= WHAT THE EXERCISE ASKS =
Are you able to retype all the records below exactly?

Data items
************

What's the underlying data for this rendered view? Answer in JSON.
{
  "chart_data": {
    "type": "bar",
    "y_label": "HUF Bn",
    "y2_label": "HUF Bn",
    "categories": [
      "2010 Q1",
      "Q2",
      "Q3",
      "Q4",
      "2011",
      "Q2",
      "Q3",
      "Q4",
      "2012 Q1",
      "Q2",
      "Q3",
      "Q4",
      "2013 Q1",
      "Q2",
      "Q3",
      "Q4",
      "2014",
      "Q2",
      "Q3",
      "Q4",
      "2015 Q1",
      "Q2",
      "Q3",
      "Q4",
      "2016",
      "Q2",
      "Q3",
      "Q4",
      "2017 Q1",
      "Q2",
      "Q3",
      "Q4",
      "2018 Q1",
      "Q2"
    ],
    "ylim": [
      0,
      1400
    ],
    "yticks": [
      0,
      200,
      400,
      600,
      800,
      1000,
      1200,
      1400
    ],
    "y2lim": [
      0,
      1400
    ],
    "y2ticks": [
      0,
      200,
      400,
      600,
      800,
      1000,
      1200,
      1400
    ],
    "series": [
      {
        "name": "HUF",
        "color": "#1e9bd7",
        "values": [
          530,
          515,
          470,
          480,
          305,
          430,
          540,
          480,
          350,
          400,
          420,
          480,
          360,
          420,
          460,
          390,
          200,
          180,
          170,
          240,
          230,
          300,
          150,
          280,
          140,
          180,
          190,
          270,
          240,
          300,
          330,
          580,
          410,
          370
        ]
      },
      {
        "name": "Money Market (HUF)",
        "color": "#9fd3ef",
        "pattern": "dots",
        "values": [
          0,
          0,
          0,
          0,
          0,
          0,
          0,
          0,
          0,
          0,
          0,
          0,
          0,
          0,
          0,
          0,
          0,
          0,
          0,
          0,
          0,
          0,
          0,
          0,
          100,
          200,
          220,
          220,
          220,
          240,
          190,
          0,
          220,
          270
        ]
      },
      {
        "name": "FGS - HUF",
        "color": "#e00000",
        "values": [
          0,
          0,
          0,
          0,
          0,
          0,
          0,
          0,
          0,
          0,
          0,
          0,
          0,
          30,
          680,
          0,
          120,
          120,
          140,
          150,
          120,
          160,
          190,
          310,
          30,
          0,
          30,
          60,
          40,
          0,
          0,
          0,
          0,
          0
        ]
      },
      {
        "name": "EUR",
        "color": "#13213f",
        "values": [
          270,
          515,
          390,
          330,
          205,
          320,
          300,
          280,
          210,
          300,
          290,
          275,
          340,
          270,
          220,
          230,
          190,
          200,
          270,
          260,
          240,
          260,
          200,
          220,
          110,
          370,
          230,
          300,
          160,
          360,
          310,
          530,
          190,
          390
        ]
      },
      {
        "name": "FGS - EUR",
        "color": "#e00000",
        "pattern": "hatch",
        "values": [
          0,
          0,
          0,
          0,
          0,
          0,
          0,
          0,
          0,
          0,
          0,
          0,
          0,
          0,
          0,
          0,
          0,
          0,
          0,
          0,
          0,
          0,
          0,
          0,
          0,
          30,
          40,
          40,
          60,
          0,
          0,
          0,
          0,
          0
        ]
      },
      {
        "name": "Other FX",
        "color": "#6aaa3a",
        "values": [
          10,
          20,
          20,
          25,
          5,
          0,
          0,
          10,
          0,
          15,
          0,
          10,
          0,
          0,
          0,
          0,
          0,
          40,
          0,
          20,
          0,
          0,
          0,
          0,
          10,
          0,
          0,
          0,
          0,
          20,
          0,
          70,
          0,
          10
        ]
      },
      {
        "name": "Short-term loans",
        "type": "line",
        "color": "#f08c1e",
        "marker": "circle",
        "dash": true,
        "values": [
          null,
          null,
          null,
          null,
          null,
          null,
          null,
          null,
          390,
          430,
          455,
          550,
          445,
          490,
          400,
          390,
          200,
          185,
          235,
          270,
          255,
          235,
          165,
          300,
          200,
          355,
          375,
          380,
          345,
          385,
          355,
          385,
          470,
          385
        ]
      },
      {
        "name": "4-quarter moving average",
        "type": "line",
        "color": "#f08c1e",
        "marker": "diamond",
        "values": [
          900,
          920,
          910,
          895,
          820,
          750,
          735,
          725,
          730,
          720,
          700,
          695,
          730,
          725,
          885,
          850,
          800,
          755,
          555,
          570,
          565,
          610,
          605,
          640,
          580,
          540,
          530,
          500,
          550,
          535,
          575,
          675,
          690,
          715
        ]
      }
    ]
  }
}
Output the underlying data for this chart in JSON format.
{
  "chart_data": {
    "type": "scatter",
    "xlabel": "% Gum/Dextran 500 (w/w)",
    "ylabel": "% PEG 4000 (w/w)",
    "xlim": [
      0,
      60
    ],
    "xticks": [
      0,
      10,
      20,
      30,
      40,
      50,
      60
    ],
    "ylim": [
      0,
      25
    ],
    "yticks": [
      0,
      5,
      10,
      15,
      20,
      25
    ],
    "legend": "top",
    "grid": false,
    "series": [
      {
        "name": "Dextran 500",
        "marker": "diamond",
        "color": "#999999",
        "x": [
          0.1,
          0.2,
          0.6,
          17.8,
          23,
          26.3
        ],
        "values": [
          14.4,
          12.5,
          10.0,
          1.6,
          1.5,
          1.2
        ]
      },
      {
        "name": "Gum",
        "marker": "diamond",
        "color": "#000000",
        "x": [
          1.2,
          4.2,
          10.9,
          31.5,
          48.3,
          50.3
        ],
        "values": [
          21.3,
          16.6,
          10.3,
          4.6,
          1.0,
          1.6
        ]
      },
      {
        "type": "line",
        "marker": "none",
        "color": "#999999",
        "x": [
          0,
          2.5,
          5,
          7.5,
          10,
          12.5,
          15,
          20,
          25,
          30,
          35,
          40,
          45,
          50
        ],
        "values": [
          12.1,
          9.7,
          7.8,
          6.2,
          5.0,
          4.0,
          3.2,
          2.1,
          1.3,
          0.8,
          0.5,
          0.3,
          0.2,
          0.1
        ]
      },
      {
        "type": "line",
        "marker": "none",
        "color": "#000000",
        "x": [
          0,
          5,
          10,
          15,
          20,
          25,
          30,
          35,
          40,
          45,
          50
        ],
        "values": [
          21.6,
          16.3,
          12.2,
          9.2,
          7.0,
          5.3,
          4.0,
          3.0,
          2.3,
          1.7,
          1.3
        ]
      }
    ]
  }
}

************

= TASK SOLUTION =
What's the underlying data for this rendered view? Answer in JSON.
{
  "chart_data": {
    "type": "bar",
    "y_label": "HUF Bn",
    "y2_label": "HUF Bn",
    "categories": [
      "2010 Q1",
      "Q2",
      "Q3",
      "Q4",
      "2011",
      "Q2",
      "Q3",
      "Q4",
      "2012 Q1",
      "Q2",
      "Q3",
      "Q4",
      "2013 Q1",
      "Q2",
      "Q3",
      "Q4",
      "2014",
      "Q2",
      "Q3",
      "Q4",
      "2015 Q1",
      "Q2",
      "Q3",
      "Q4",
      "2016",
      "Q2",
      "Q3",
      "Q4",
      "2017 Q1",
      "Q2",
      "Q3",
      "Q4",
      "2018 Q1",
      "Q2"
    ],
    "ylim": [
      0,
      1400
    ],
    "yticks": [
      0,
      200,
      400,
      600,
      800,
      1000,
      1200,
      1400
    ],
    "y2lim": [
      0,
      1400
    ],
    "y2ticks": [
      0,
      200,
      400,
      600,
      800,
      1000,
      1200,
      1400
    ],
    "series": [
      {
        "name": "HUF",
        "color": "#1e9bd7",
        "values": [
          530,
          515,
          470,
          480,
          305,
          430,
          540,
          480,
          350,
          400,
          420,
          480,
          360,
          420,
          460,
          390,
          200,
          180,
          170,
          240,
          230,
          300,
          150,
          280,
          140,
          180,
          190,
          270,
          240,
          300,
          330,
          580,
          410,
          370
        ]
      },
      {
        "name": "Money Market (HUF)",
        "color": "#9fd3ef",
        "pattern": "dots",
        "values": [
          0,
          0,
          0,
          0,
          0,
          0,
          0,
          0,
          0,
          0,
          0,
          0,
          0,
          0,
          0,
          0,
          0,
          0,
          0,
          0,
          0,
          0,
          0,
          0,
          100,
          200,
          220,
          220,
          220,
          240,
          190,
          0,
          220,
          270
        ]
      },
      {
        "name": "FGS - HUF",
        "color": "#e00000",
        "values": [
          0,
          0,
          0,
          0,
          0,
          0,
          0,
          0,
          0,
          0,
          0,
          0,
          0,
          30,
          680,
          0,
          120,
          120,
          140,
          150,
          120,
          160,
          190,
          310,
          30,
          0,
          30,
          60,
          40,
          0,
          0,
          0,
          0,
          0
        ]
      },
      {
        "name": "EUR",
        "color": "#13213f",
        "values": [
          270,
          515,
          390,
          330,
          205,
          320,
          300,
          280,
          210,
          300,
          290,
          275,
          340,
          270,
          220,
          230,
          190,
          200,
          270,
          260,
          240,
          260,
          200,
          220,
          110,
          370,
          230,
          300,
          160,
          360,
          310,
          530,
          190,
          390
        ]
      },
      {
        "name": "FGS - EUR",
        "color": "#e00000",
        "pattern": "hatch",
        "values": [
          0,
          0,
          0,
          0,
          0,
          0,
          0,
          0,
          0,
          0,
          0,
          0,
          0,
          0,
          0,
          0,
          0,
          0,
          0,
          0,
          0,
          0,
          0,
          0,
          0,
          30,
          40,
          40,
          60,
          0,
          0,
          0,
          0,
          0
        ]
      },
      {
        "name": "Other FX",
        "color": "#6aaa3a",
        "values": [
          10,
          20,
          20,
          25,
          5,
          0,
          0,
          10,
          0,
          15,
          0,
          10,
          0,
          0,
          0,
          0,
          0,
          40,
          0,
          20,
          0,
          0,
          0,
          0,
          10,
          0,
          0,
          0,
          0,
          20,
          0,
          70,
          0,
          10
        ]
      },
      {
        "name": "Short-term loans",
        "type": "line",
        "color": "#f08c1e",
        "marker": "circle",
        "dash": true,
        "values": [
          null,
          null,
          null,
          null,
          null,
          null,
          null,
          null,
          390,
          430,
          455,
          550,
          445,
          490,
          400,
          390,
          200,
          185,
          235,
          270,
          255,
          235,
          165,
          300,
          200,
          355,
          375,
          380,
          345,
          385,
          355,
          385,
          470,
          385
        ]
      },
      {
        "name": "4-quarter moving average",
        "type": "line",
        "color": "#f08c1e",
        "marker": "diamond",
        "values": [
          900,
          920,
          910,
          895,
          820,
          750,
          735,
          725,
          730,
          720,
          700,
          695,
          730,
          725,
          885,
          850,
          800,
          755,
          555,
          570,
          565,
          610,
          605,
          640,
          580,
          540,
          530,
          500,
          550,
          535,
          575,
          675,
          690,
          715
        ]
      }
    ]
  }
}
Output the underlying data for this chart in JSON format.
{
  "chart_data": {
    "type": "scatter",
    "xlabel": "% Gum/Dextran 500 (w/w)",
    "ylabel": "% PEG 4000 (w/w)",
    "xlim": [
      0,
      60
    ],
    "xticks": [
      0,
      10,
      20,
      30,
      40,
      50,
      60
    ],
    "ylim": [
      0,
      25
    ],
    "yticks": [
      0,
      5,
      10,
      15,
      20,
      25
    ],
    "legend": "top",
    "grid": false,
    "series": [
      {
        "name": "Dextran 500",
        "marker": "diamond",
        "color": "#999999",
        "x": [
          0.1,
          0.2,
          0.6,
          17.8,
          23,
          26.3
        ],
        "values": [
          14.4,
          12.5,
          10.0,
          1.6,
          1.5,
          1.2
        ]
      },
      {
        "name": "Gum",
        "marker": "diamond",
        "color": "#000000",
        "x": [
          1.2,
          4.2,
          10.9,
          31.5,
          48.3,
          50.3
        ],
        "values": [
          21.3,
          16.6,
          10.3,
          4.6,
          1.0,
          1.6
        ]
      },
      {
        "type": "line",
        "marker": "none",
        "color": "#999999",
        "x": [
          0,
          2.5,
          5,
          7.5,
          10,
          12.5,
          15,
          20,
          25,
          30,
          35,
          40,
          45,
          50
        ],
        "values": [
          12.1,
          9.7,
          7.8,
          6.2,
          5.0,
          4.0,
          3.2,
          2.1,
          1.3,
          0.8,
          0.5,
          0.3,
          0.2,
          0.1
        ]
      },
      {
        "type": "line",
        "marker": "none",
        "color": "#000000",
        "x": [
          0,
          5,
          10,
          15,
          20,
          25,
          30,
          35,
          40,
          45,
          50
        ],
        "values": [
          21.6,
          16.3,
          12.2,
          9.2,
          7.0,
          5.3,
          4.0,
          3.0,
          2.3,
          1.7,
          1.3
        ]
      }
    ]
  }
}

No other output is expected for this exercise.